Jurisprudence - Droit des sociétés

I. Référé - Requête unilatérale - Procédure sur requête unilatérale - Absolue nécessité - Extrême urgence.
II. Sociétés - Sociétés anonymes - Séquestre sur actions - Conditions.

1. Le séquestre judiciaire trouve son fondement dans l'article 1961, 2°, du Code civil, qui dispose que « La justice peut ordonner le séquestre d'un immeuble ou d'une chose mobilière dont la propriété ou la possession est litigieuse entre deux ou plusieurs personnes ».
Les juges des référés ont fréquemment appliqué cette mesure aux titres de sociétés.
2. La désignation d'un séquestre suppose une contestation sérieuse entre les parties [1], mais non une procédure pendante devant une juridiction. Il n'est cependant pas rare que les juges des référés précisent dans leurs ordonnances que la mesure cessera ses effets si une action au fond n'est pas introduite dans un certain délai [2].
Cette contestation doit reposer sur des prétentions contradictoires relativement à la chose, sans que ces prétentions doivent porter sur sa propriété ou sa possession [3]. Appliquée aux titres de société, la mise sous séquestre peut tout d'abord être ordonnée lorsque les parties articulent, comme dans l'arrêt annoté, des prétentions contradictoires sur la propriété ou la possession des titres ; ces prétentions peuvent notamment résulter de la contestation d'une cession d'actions, d'une donation ou de la liquidation-partage d'une succession ou d'une communauté [4]. Inspirée par un ancien arrêt de la cour d'appel de Liège [5], la doctrine admet en outre généralement la possibilité de désigner un séquestre dans le cas où les copropriétaires de titres ne parviennent pas à s'entendre sur l'exercice commun du droit de vote ou sur la désignation d'un mandataire chargé de voter en leur nom, lorsque cette problématique n'est pas réglée dans les statuts ou une convention [6]. La mise sous séquestre des titres serait alors spécialement ordonnée en vue d'octroyer au séquestre le droit de vote attaché aux titres [7]. La doctrine suggère d'ailleurs que le séquestre soit nommé jusqu'à la liquidation de l'indivision [8].

- [DONNÉES ENREGISTRÉES]
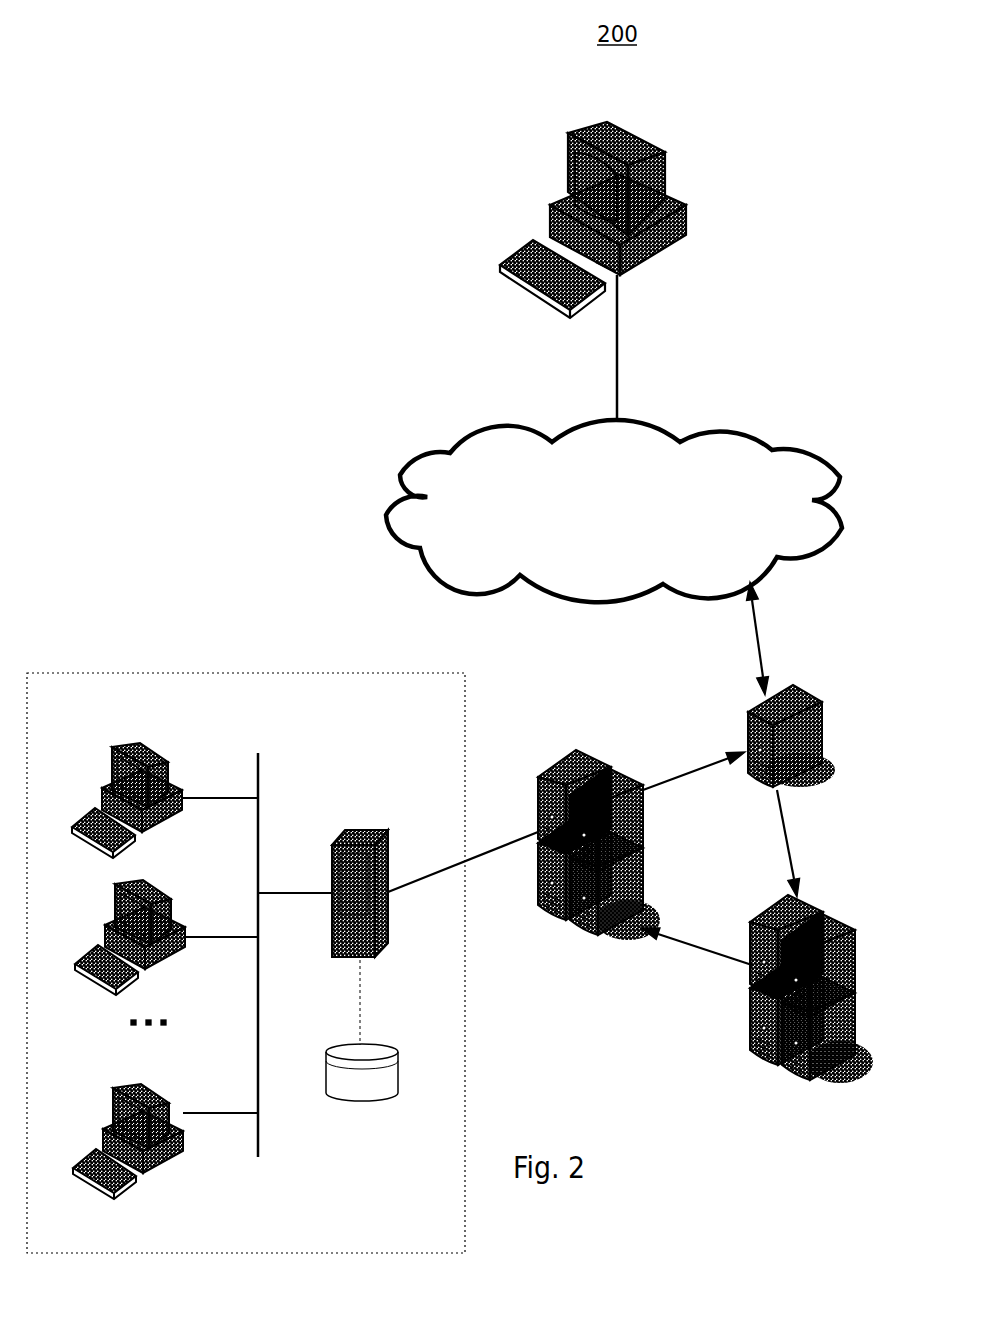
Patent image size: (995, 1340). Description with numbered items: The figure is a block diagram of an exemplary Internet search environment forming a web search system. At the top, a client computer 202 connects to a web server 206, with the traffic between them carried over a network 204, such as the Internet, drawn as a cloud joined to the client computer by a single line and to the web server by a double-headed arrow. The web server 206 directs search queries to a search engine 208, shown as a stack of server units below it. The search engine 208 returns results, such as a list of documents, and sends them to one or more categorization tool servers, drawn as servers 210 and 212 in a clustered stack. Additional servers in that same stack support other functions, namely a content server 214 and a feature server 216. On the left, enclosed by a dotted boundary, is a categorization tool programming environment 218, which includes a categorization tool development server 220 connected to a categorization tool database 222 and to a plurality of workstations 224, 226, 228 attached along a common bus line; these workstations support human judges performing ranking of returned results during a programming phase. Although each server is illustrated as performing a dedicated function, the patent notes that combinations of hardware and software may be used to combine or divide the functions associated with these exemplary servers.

The client computer 202 is at (667, 183).
The network 204 is at (842, 478).
The web server 206 is at (822, 713).
The search engine 208 is at (858, 945).
The categorization tool server 210 is at (537, 792).
The categorization tool server 212 is at (632, 775).
The content server 214 is at (587, 940).
The feature server 216 is at (532, 877).
The categorization tool programming environment 218 is at (252, 670).
The categorization tool development server 220 is at (332, 847).
The categorization tool database 222 is at (400, 1068).
The workstation 224 is at (170, 780).
The workstation 226 is at (173, 915).
The workstation 228 is at (143, 1090).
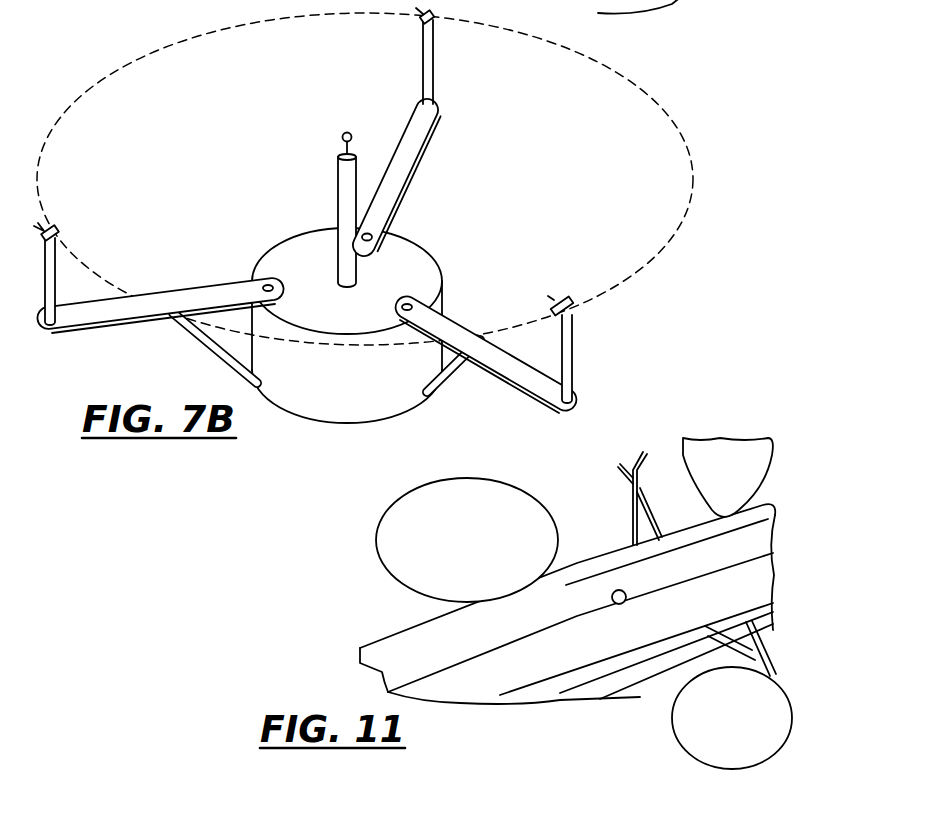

- [CONSIGNE] Citez mot pour mot le passage du texte sur le séquestre judiciaire qui va de « 1. Le séquestre » à « un certain délai [2]. ».

- [RÉSULTAT DE L'EXERCICE]
1. Le séquestre judiciaire trouve son fondement dans l'article 1961, 2°, du Code civil, qui dispose que « La justice peut ordonner le séquestre d'un immeuble ou d'une chose mobilière dont la propriété ou la possession est litigieuse entre deux ou plusieurs personnes ».
Les juges des référés ont fréquemment appliqué cette mesure aux titres de sociétés.
2. La désignation d'un séquestre suppose une contestation sérieuse entre les parties [1], mais non une procédure pendante devant une juridiction. Il n'est cependant pas rare que les juges des référés précisent dans leurs ordonnances que la mesure cessera ses effets si une action au fond n'est pas introduite dans un certain délai [2].